## Direction
Go through the data below. List every line that holds the word "this".
─── Given data ───
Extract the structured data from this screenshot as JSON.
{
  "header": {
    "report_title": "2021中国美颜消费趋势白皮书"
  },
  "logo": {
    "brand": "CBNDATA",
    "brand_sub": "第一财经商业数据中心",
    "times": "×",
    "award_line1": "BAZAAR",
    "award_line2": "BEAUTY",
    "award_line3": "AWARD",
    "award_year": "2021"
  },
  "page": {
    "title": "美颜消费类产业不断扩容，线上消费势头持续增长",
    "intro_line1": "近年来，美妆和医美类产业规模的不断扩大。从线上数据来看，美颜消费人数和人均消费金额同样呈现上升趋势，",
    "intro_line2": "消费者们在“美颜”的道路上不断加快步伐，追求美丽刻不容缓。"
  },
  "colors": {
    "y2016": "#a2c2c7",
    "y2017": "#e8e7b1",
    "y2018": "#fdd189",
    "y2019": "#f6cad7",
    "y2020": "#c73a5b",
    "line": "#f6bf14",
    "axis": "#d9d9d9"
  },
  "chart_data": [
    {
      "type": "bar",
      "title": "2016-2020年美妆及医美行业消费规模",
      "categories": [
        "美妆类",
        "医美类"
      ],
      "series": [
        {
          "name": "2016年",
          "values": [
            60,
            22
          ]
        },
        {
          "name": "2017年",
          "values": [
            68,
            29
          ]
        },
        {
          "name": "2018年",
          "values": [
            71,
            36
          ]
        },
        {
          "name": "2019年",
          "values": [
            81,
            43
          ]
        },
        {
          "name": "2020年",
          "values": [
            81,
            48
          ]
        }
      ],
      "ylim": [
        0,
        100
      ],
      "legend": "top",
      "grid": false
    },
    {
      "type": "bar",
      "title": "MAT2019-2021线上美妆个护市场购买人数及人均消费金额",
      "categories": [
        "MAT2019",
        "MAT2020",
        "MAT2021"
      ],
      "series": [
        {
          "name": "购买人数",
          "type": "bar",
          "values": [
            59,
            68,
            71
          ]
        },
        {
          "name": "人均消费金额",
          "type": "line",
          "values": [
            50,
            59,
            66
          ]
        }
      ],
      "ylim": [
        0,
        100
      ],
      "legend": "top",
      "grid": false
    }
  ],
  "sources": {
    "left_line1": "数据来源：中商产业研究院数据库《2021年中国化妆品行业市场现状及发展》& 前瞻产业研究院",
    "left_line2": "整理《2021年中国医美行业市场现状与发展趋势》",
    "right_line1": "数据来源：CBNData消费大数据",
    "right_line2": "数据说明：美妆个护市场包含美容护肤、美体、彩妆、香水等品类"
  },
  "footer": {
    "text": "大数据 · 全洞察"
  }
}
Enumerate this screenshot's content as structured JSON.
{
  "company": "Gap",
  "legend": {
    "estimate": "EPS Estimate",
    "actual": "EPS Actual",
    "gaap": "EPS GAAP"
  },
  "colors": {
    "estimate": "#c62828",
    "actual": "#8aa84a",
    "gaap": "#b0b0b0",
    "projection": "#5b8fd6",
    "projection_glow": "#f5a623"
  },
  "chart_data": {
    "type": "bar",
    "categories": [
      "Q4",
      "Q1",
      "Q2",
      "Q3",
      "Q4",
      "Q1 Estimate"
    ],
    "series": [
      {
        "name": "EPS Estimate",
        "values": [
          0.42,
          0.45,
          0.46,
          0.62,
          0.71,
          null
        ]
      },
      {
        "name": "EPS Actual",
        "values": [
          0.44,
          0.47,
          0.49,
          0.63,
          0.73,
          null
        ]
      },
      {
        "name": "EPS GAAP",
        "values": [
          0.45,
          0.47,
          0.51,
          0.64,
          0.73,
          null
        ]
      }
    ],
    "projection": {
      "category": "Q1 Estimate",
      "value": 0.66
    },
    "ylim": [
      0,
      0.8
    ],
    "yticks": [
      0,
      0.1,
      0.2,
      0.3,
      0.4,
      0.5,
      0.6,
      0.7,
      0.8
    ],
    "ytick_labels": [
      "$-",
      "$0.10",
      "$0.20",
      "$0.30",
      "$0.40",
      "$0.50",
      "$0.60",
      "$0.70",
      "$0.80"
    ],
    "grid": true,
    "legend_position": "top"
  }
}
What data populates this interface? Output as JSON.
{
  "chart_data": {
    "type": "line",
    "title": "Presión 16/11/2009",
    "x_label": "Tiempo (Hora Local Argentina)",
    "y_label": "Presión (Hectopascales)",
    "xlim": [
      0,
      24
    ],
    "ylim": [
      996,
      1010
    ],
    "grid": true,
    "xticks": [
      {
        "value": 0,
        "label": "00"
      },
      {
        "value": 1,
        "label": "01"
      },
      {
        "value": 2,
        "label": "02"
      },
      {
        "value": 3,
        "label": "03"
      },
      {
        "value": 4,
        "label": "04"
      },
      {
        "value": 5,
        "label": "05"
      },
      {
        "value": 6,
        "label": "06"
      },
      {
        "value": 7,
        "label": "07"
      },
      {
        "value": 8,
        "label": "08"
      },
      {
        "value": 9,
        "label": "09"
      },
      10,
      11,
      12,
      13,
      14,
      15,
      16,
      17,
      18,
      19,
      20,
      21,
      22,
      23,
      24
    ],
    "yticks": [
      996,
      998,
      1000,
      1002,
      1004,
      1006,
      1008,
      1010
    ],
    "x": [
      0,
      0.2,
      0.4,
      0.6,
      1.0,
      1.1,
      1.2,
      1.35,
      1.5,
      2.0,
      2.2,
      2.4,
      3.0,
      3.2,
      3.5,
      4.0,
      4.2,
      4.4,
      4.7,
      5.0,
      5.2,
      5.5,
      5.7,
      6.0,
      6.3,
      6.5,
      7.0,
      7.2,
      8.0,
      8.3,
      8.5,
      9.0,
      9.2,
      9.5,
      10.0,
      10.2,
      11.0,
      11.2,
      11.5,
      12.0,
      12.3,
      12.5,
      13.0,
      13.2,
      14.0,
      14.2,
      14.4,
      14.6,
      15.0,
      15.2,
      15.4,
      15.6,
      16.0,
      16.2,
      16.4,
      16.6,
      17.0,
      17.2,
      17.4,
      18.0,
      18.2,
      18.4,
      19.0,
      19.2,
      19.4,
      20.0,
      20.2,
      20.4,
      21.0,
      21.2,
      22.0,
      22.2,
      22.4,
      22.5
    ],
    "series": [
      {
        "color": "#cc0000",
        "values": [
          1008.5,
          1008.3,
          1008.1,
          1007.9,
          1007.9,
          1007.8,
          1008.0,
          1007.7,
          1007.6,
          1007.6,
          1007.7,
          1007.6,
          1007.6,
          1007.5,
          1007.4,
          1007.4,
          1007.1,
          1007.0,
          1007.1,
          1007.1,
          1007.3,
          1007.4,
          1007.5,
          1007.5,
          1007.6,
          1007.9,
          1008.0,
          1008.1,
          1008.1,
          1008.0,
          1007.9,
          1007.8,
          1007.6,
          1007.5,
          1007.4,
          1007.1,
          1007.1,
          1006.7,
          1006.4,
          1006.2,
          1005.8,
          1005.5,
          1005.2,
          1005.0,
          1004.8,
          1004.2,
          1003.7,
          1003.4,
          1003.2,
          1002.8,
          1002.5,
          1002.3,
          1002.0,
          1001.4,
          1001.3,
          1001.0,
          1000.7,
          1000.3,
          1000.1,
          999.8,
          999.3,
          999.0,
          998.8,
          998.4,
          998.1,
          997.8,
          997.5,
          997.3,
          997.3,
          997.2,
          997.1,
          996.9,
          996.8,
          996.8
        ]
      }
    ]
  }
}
───
## Final result
Extract the structured data from this screenshot as JSON.
Enumerate this screenshot's content as structured JSON.
What data populates this interface? Output as JSON.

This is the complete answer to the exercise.